Enunciado: Por favor, retoma el texto sobre el café en Europa y continúalo a partir de su última oración.

**** Texto proporcionado ****

Al principio, solo los comerciantes adinerados podían costear esta bebida importada. Pero más que su sabor, lo que realmente causó una revolución fue su efecto: estimulante, casi embriagador, sin una sola gota de alcohol.
En un continente acostumbrado a la cerveza y el vino incluso para desayunar, el café se sentía casi como un sacrilegio.
Y fue precisamente eso lo que algunos pensaron.
Mala fama
En 1615, el café hizo su aparición en Venecia.
Su popularidad creció rápidamente, pero también lo hicieron las críticas. Sacerdotes conservadores comenzaron a llamarlo «la bebida del diablo», argumentando que era consumido por musulmanes y que podía alterar el alma cristiana.
El ambiente estaba tan tenso que la situación escaló hasta el Vaticano. Algunos clérigos exigieron que el Papa Clemente VIII prohibiera el café.
Decían que sus orígenes paganos y sus efectos excitantes lo hacían inadecuado para los fieles. La presión era grande: si el café era aceptado por la Iglesia, su destino en Europa quedaría sellado.
Pero aquí entra un giro inesperado y digno de una novela. En lugar de emitir un juicio inmediato, Clemente VIII pidió una taza de esa misteriosa bebida. Dicen que la olfateó con interés, tomó un sorbo… y sonrió.
El Papa, impresionado por su sabor, declaró: «Sería un pecado dejar solo a los infieles con esta bebida tan deliciosa». En lugar de condenarla, la bendijo.
Con ese gesto, el café fue, literalmente, cristianizado.
Pasó de ser sospechoso a ser aceptado por la Iglesia, y su expansión se volvió imparable. Pronto aparecieron las primeras cafeterías en Italia, luego en Francia, Inglaterra y Alemania.
Eran mucho más que simples lugares donde beber: eran centros de discusión política, innovación intelectual y fermento social.
La célebre cafetería londinense Lloyd’s Coffee House, por ejemplo, se convirtió en el lugar de encuentro de comerciantes y aseguradores marítimos, dando origen a lo que hoy conocemos como Lloyd’s of London, uno de los mercados de seguros más importantes del mundo.
En París, el Café Procope sirvió como punto de reunión de Voltaire, Rousseau y Diderot. En Viena, los cafés se llenaron de música, arte y filosofía. El café, con su aroma y su promesa de lucidez, era el motor invisible de la Ilustración.
Sin embargo, no todo fue aceptación. En algunas ciudades, los gobernantes temían que los cafés se convirtieran en focos de disidencia.
En el Imperio Otomano, el sultán Murad IV ordenó cerrar muchas casas de café y hasta llegó a ejecutar a quienes infringieran la prohibición.

**** Extracto de datos ****

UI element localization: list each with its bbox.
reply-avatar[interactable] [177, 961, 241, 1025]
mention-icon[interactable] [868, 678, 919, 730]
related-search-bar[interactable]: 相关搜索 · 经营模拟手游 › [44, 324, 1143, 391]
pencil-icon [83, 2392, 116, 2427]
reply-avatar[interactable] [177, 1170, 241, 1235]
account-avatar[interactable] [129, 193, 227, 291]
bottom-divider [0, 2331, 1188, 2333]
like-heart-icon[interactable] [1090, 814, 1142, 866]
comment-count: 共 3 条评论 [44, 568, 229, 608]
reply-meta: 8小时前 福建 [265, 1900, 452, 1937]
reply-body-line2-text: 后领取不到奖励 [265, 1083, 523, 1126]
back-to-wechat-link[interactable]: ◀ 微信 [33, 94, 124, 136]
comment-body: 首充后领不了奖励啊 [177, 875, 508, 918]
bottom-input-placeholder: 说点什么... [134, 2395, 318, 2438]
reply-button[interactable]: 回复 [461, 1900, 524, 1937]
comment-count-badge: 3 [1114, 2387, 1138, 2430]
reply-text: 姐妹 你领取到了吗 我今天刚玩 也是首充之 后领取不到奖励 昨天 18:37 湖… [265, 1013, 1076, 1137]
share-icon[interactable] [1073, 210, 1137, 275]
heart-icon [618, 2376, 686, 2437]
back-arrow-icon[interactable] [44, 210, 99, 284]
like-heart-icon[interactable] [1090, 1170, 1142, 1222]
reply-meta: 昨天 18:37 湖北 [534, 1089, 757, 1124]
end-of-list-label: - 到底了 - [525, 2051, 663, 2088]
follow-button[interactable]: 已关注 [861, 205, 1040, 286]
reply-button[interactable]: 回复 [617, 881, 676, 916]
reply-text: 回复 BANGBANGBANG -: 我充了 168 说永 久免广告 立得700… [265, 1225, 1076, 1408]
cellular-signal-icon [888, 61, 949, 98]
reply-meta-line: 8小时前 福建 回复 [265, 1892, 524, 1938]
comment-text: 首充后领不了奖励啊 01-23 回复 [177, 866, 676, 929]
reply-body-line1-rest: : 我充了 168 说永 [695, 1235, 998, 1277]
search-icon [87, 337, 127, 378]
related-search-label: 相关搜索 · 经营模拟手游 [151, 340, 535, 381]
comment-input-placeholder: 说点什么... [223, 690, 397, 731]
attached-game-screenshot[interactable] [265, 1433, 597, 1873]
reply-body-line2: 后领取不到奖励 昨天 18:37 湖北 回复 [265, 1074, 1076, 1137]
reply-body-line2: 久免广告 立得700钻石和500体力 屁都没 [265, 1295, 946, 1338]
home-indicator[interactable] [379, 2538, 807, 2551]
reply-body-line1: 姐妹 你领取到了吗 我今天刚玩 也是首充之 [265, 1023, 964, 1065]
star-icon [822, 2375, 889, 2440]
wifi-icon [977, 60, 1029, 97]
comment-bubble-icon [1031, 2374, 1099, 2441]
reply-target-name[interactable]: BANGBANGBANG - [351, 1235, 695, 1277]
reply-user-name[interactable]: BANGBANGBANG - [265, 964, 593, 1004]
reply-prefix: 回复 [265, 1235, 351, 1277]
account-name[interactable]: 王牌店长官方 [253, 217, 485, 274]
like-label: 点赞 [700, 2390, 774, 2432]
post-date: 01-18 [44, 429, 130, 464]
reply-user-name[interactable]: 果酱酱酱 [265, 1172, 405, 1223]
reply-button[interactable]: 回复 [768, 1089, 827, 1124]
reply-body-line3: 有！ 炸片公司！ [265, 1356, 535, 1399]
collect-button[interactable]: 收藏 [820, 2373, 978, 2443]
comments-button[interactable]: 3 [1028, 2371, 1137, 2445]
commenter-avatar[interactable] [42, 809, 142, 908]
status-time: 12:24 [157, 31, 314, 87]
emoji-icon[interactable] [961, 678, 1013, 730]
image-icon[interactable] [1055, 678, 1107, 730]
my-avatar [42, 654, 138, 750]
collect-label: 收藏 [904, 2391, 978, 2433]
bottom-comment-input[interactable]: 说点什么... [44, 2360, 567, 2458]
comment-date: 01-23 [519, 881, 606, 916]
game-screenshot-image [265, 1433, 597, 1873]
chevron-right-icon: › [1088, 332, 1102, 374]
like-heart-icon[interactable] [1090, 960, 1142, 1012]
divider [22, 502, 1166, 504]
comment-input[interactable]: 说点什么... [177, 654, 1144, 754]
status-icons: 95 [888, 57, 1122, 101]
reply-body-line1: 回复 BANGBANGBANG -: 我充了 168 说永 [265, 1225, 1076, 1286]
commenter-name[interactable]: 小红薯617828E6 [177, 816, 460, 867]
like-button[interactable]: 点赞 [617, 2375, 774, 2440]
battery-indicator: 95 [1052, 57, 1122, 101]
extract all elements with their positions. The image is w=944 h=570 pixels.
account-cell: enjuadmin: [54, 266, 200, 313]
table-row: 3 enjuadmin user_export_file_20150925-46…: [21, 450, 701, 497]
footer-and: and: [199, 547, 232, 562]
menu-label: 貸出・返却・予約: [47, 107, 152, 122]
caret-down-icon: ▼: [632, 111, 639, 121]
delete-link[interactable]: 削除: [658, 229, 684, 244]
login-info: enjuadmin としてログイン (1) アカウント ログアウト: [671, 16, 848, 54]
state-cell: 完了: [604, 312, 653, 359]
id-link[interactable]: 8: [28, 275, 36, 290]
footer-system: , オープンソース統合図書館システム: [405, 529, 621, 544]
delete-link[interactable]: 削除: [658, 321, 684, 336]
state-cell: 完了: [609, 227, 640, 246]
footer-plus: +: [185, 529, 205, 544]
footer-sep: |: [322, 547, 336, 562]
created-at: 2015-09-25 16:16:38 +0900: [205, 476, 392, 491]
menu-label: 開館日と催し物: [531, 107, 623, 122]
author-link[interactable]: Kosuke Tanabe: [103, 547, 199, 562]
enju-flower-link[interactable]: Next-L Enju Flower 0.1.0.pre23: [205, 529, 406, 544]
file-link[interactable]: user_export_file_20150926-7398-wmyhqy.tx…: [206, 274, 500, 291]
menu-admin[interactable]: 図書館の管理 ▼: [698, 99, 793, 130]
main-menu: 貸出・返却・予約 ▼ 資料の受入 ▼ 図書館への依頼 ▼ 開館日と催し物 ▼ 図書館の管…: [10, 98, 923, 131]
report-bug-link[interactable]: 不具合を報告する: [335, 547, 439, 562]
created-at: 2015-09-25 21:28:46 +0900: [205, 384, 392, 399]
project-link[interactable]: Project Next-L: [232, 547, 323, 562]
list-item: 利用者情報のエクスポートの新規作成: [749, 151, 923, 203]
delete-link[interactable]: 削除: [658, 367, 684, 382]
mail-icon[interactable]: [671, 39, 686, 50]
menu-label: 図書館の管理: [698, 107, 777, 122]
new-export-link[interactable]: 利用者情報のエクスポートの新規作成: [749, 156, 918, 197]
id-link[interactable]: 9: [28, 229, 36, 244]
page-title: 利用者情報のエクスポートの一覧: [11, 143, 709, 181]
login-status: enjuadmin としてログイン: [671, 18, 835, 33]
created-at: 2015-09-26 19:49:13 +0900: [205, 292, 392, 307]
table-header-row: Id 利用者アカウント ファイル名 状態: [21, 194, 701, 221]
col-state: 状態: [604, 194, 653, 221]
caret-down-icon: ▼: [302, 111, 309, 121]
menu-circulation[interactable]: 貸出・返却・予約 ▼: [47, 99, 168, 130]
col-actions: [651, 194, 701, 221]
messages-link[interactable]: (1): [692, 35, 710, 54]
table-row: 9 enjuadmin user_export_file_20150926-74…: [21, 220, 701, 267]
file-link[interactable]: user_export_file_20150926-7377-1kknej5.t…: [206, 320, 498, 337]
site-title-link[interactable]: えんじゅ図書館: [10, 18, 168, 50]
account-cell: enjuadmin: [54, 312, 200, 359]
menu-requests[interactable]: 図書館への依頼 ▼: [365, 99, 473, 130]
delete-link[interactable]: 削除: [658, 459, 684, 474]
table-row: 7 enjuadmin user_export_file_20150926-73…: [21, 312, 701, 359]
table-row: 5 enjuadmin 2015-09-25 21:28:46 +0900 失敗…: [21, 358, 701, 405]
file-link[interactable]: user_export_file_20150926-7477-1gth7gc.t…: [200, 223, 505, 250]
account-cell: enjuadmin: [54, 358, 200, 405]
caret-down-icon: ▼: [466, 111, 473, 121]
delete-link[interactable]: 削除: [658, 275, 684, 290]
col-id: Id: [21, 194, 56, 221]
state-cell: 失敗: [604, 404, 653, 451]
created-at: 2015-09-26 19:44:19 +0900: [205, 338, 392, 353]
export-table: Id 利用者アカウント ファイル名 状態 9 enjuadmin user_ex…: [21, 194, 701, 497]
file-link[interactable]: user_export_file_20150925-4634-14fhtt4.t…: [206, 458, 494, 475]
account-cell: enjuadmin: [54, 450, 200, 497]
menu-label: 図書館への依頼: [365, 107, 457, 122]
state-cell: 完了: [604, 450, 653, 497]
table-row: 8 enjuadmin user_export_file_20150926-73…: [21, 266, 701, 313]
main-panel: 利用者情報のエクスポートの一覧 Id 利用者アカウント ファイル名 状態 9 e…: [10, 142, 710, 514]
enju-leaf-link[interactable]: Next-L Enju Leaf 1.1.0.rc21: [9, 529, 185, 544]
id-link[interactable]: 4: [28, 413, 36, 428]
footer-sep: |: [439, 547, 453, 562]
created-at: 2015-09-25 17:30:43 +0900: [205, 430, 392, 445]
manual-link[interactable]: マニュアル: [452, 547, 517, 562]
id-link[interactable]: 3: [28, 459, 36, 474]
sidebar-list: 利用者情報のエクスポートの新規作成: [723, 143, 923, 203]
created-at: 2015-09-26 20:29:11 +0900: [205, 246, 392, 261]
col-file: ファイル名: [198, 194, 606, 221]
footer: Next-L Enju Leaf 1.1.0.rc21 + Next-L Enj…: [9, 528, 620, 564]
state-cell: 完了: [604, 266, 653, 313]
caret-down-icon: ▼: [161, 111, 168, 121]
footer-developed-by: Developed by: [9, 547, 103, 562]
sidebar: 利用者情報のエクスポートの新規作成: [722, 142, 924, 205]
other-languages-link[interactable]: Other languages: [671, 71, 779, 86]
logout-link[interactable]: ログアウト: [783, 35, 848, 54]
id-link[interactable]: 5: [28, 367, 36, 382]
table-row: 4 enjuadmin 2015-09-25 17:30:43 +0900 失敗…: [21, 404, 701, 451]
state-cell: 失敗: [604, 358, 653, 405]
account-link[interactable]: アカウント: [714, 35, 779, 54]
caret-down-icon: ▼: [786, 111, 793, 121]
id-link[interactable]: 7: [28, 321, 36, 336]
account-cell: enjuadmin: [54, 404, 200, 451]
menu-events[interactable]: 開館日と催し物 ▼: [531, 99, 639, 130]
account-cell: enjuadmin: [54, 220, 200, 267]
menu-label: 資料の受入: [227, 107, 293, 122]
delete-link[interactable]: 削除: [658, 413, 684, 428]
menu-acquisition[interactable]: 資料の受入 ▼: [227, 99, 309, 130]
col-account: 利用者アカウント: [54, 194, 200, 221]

****

Tu respuesta:
En Inglaterra, el rey Carlos II intentó cerrar las cafeterías por considerarlas lugares donde se «difundían rumores peligrosos».
Pero ninguna medida pudo frenar el avance del café. La gente quería pensar, hablar, debatir. Y el café, más que una bebida, era el catalizador perfecto para eso.
Parte de la vida misma
A mediados del siglo XVII, el café ya era inseparable de la vida urbana europea. Su cultivo también comenzaba a expandirse.
Para no depender del suministro árabe, los europeos introdujeron plantas de café en sus colonias: los holandeses en Java, los franceses en Martinica, y más tarde los españoles y portugueses en América Latina. Así nació el comercio global del café, una industria que movería millones y modelaría naciones enteras.
Lo irónico de todo esto es que una bebida considerada herética terminó impulsando algunas de las ideas más revolucionarias de la historia: libertad de pensamiento, crítica al poder, ilustración.
El café pasó de los monasterios árabes a las mesas de los cafés parisinos, transformando sociedades en el proceso.
Pero su entrada triunfal a Europa no habría sido posible sin un acto de curiosidad papal. Si Clemente VIII hubiera seguido el consejo de sus asesores y prohibido el café, tal vez el mapa cultural e intelectual de Europa sería muy diferente hoy.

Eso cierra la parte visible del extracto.